Work to complete => Counting only lines that hold "dash", give the total and nothing more.

Exercise materials =>
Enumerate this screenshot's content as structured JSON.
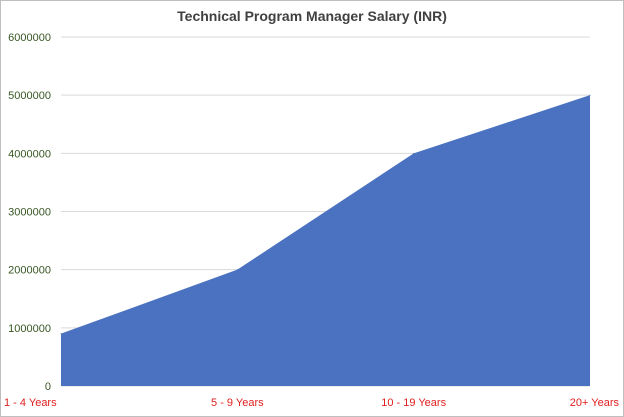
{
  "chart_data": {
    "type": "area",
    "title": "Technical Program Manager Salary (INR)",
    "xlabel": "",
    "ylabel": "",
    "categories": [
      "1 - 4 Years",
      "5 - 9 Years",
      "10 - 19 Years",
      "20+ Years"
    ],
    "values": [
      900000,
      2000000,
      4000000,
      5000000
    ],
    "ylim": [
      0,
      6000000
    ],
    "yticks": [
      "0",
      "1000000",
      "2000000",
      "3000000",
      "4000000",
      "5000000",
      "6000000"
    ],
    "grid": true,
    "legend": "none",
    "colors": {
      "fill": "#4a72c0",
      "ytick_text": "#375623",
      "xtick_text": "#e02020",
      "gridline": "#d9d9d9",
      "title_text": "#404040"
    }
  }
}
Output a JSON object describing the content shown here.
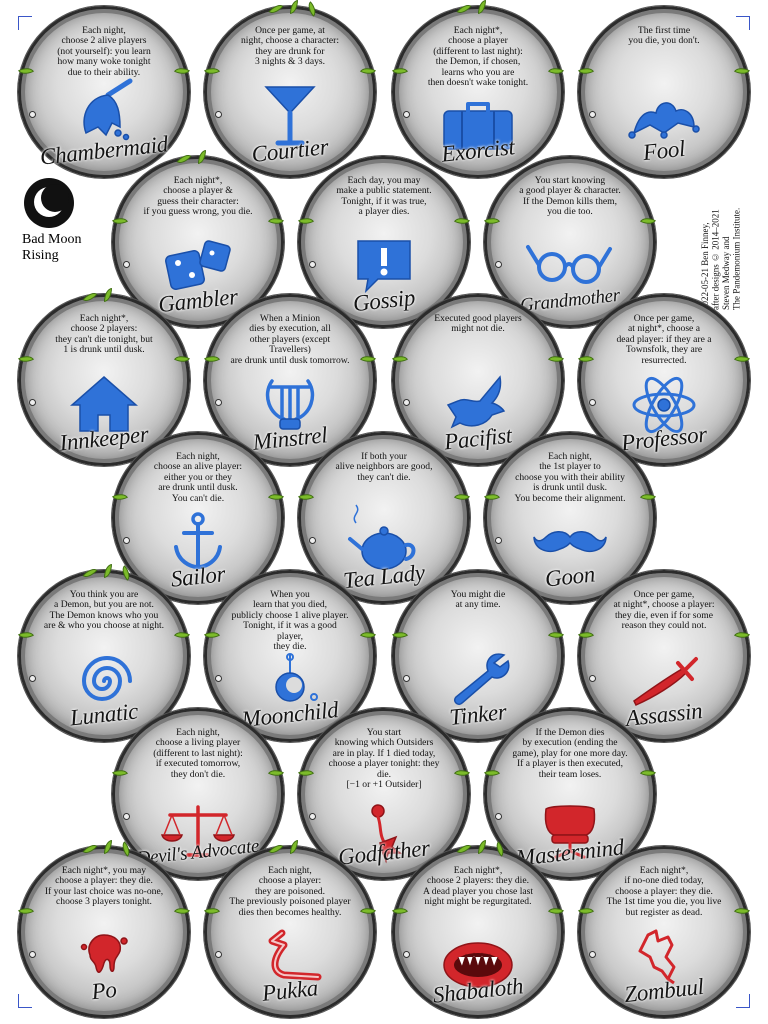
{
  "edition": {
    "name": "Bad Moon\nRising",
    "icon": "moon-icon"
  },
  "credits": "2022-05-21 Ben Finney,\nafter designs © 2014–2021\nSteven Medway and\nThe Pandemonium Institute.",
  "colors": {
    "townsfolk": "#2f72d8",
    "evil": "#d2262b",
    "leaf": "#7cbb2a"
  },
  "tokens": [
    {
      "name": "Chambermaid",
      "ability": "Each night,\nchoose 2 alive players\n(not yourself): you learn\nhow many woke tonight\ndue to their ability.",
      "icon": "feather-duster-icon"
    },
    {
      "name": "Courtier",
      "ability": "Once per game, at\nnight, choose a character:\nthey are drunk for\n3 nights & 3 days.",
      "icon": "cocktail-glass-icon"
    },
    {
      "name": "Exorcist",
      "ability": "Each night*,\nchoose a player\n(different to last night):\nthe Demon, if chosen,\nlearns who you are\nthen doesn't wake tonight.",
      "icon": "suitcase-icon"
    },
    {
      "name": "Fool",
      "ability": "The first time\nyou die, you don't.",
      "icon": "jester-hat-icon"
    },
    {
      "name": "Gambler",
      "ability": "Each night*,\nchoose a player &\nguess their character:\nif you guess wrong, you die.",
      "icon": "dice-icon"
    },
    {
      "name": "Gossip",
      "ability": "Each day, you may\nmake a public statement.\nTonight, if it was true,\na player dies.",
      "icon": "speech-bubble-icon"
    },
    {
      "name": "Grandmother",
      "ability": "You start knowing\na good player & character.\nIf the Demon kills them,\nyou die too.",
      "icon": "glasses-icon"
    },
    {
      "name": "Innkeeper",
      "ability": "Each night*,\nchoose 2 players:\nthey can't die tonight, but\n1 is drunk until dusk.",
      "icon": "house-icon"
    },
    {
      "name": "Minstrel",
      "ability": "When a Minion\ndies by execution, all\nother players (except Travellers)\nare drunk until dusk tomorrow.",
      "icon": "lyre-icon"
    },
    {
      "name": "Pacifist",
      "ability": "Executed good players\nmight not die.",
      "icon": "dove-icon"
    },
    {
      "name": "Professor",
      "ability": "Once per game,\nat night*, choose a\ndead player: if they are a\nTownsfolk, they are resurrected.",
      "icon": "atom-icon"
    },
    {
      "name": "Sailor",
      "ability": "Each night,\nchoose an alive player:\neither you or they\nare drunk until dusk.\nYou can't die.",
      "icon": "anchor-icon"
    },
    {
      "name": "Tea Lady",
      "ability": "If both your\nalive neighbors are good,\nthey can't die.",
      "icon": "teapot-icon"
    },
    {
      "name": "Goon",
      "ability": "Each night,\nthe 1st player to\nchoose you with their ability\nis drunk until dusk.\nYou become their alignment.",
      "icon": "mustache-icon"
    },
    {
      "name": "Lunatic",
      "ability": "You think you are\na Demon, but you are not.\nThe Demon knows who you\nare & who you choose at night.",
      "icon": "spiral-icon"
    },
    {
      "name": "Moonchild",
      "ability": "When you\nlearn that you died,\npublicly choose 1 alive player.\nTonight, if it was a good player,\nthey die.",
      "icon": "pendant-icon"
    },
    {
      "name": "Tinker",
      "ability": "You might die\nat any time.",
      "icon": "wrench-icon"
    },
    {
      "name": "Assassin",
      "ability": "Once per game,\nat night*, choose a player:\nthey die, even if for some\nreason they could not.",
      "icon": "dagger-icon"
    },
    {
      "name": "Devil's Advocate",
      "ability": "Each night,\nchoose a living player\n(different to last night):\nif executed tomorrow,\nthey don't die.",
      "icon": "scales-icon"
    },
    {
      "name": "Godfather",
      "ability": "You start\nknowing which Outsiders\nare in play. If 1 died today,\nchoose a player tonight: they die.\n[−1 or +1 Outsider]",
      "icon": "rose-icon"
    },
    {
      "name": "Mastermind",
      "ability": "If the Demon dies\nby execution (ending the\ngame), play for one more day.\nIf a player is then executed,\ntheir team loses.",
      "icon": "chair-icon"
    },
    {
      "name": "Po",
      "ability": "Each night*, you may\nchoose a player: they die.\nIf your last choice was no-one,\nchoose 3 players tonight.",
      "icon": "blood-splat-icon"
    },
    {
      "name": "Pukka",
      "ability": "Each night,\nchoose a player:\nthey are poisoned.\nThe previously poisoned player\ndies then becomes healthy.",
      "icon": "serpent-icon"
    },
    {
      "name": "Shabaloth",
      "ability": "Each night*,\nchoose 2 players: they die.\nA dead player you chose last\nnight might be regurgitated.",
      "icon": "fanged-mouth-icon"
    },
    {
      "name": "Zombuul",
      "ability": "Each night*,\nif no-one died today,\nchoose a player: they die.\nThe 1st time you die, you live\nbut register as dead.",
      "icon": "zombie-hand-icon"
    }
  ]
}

...

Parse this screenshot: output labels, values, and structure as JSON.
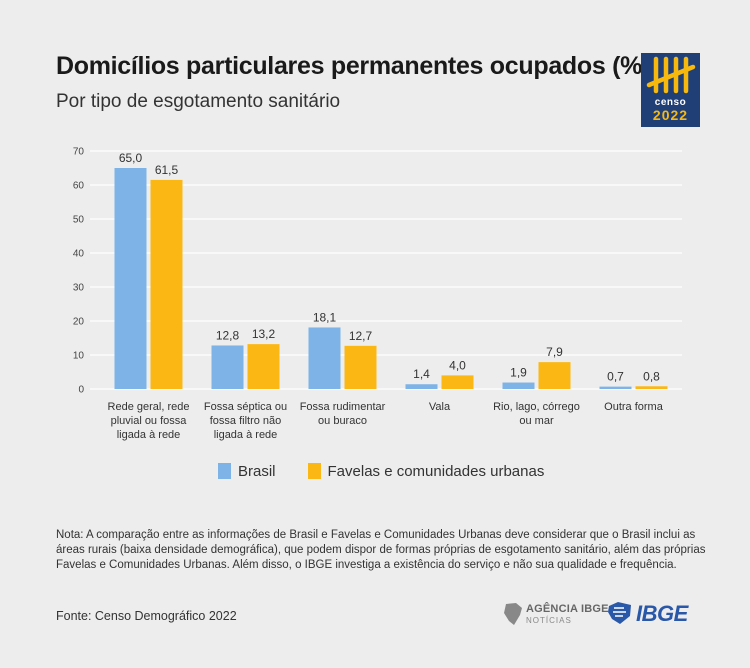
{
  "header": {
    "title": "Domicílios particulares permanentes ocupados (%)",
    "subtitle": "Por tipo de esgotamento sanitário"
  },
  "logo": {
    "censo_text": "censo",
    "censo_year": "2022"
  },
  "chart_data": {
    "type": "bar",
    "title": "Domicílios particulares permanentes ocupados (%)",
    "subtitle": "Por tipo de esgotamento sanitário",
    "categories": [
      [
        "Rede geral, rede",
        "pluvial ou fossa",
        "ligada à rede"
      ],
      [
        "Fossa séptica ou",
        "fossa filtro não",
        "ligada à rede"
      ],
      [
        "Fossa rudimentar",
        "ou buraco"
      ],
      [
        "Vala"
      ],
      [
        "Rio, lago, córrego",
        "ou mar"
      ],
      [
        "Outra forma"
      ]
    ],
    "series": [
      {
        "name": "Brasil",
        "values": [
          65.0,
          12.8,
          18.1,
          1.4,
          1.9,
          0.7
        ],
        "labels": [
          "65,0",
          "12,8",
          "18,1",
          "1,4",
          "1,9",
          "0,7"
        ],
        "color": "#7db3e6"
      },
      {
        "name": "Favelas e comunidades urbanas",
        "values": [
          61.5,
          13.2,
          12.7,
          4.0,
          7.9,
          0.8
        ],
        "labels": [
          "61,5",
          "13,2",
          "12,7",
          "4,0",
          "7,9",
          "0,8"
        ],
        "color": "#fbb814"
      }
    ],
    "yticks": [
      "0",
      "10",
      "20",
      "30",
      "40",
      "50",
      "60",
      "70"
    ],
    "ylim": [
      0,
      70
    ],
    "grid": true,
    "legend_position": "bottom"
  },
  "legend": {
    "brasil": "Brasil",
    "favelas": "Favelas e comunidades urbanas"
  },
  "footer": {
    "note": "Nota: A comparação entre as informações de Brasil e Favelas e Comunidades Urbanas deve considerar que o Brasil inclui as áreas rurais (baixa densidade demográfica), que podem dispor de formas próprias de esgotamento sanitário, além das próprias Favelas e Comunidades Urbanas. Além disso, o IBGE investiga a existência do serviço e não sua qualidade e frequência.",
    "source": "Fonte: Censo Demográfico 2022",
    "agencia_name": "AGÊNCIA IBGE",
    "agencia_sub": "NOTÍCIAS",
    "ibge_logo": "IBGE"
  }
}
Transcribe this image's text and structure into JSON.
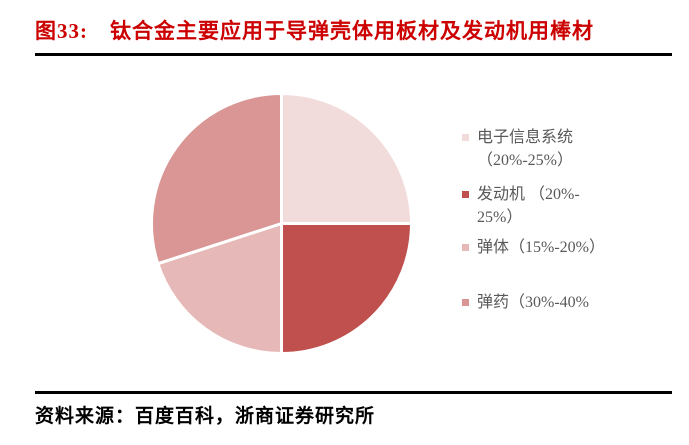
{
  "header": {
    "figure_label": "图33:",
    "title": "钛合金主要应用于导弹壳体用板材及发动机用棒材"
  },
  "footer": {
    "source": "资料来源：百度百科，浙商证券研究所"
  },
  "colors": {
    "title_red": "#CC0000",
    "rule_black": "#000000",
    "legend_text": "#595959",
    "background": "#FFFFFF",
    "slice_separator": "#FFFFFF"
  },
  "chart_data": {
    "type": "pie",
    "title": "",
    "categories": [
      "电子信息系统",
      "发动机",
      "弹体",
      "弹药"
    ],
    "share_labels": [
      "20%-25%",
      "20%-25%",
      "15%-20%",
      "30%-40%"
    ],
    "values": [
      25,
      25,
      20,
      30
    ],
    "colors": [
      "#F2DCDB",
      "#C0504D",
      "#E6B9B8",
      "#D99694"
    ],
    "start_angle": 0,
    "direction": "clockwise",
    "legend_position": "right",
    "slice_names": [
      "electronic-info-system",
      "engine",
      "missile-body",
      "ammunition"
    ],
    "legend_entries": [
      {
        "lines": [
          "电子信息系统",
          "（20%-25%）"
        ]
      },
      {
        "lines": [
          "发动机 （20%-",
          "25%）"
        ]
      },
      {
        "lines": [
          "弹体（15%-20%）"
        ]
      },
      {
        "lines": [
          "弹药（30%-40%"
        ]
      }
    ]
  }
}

==

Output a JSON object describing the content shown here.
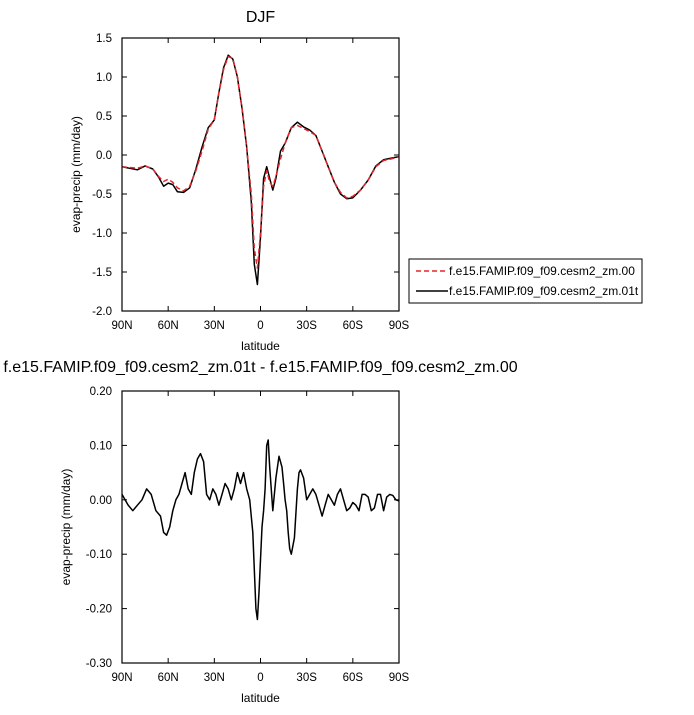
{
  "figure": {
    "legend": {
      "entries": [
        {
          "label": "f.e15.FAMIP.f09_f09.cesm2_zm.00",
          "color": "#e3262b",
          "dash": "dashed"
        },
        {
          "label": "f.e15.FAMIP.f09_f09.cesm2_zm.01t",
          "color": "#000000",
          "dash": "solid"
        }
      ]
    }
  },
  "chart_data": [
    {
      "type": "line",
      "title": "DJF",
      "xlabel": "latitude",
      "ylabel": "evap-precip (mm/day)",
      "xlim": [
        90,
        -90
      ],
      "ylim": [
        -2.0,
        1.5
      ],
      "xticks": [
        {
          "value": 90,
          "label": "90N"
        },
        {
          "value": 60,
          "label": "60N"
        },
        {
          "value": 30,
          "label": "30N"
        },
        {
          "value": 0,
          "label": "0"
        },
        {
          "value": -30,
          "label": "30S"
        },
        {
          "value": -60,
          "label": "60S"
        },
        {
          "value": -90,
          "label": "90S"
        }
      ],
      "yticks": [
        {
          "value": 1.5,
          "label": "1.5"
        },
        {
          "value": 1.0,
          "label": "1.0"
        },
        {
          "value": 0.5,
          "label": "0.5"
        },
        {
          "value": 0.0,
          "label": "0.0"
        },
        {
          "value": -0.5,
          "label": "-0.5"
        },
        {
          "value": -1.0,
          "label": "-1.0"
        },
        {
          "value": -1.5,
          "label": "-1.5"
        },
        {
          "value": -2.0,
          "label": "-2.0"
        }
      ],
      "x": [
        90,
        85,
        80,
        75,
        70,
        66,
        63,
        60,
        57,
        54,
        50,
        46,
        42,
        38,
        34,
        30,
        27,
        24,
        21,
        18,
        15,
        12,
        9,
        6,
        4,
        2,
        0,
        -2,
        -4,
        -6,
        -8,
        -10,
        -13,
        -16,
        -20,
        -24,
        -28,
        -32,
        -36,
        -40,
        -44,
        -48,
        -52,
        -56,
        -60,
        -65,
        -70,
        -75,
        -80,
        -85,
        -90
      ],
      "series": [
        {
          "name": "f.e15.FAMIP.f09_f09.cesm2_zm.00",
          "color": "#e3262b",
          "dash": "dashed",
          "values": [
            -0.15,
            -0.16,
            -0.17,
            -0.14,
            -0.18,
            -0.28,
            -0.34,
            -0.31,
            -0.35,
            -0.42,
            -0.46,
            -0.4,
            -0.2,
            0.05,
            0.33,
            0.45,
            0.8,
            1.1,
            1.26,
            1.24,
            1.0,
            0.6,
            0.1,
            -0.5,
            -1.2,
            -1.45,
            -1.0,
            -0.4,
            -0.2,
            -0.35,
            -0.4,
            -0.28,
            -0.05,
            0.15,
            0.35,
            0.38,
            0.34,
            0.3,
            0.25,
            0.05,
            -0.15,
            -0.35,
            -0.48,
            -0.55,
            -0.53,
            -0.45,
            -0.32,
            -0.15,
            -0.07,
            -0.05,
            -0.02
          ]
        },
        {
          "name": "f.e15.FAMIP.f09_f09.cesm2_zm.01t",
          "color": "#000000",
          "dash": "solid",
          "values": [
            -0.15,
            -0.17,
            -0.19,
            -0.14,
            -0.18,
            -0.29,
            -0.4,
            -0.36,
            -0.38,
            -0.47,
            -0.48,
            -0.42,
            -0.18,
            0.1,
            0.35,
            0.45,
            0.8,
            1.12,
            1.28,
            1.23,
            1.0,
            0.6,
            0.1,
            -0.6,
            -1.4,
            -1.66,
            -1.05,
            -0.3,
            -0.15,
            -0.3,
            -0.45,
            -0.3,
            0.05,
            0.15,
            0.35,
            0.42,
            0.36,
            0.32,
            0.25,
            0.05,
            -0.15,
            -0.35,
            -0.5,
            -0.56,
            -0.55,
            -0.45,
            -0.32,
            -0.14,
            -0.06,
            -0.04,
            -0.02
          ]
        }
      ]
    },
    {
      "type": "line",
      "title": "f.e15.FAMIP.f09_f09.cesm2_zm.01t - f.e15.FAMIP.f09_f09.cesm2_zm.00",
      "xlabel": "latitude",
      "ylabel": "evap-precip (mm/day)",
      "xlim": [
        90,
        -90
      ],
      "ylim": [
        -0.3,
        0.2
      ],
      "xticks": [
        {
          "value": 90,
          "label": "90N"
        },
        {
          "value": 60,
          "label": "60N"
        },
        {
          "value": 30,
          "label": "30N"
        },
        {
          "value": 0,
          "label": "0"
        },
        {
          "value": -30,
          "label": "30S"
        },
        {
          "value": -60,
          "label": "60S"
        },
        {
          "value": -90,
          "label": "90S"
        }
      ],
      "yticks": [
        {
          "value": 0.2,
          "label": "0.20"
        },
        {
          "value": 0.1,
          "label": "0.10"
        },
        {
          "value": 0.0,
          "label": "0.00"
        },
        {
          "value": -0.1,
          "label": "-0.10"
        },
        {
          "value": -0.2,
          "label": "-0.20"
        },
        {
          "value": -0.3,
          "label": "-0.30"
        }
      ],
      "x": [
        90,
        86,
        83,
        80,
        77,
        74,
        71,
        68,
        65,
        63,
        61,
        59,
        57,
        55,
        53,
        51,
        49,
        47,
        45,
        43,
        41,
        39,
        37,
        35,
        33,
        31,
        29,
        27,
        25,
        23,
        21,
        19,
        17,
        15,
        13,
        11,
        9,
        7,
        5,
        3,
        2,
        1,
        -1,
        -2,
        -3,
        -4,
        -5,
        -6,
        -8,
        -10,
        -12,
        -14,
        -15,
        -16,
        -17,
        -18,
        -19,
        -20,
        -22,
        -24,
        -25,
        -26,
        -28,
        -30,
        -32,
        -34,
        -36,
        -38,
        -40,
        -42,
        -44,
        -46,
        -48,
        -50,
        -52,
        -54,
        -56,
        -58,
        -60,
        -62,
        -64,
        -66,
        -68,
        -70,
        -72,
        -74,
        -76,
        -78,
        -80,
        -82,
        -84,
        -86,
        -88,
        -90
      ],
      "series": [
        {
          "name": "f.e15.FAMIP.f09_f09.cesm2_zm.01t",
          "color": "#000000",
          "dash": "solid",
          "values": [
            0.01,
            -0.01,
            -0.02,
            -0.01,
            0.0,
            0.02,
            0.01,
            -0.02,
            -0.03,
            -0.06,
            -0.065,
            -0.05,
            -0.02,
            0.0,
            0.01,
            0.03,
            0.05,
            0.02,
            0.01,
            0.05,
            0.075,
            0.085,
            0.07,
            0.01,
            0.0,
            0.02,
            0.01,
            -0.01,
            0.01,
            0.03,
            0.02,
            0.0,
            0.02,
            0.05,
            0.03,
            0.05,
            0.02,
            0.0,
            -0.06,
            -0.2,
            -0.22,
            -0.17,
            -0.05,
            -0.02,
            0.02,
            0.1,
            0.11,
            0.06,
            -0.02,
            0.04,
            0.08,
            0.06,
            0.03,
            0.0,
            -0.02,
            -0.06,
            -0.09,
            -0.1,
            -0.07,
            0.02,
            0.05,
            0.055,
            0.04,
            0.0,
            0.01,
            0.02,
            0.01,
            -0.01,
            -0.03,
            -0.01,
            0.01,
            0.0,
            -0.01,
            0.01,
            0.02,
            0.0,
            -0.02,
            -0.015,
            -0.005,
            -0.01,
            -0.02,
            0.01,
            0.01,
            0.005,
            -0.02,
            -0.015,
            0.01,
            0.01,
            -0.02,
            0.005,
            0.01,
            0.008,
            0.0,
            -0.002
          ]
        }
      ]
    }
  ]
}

The response => 5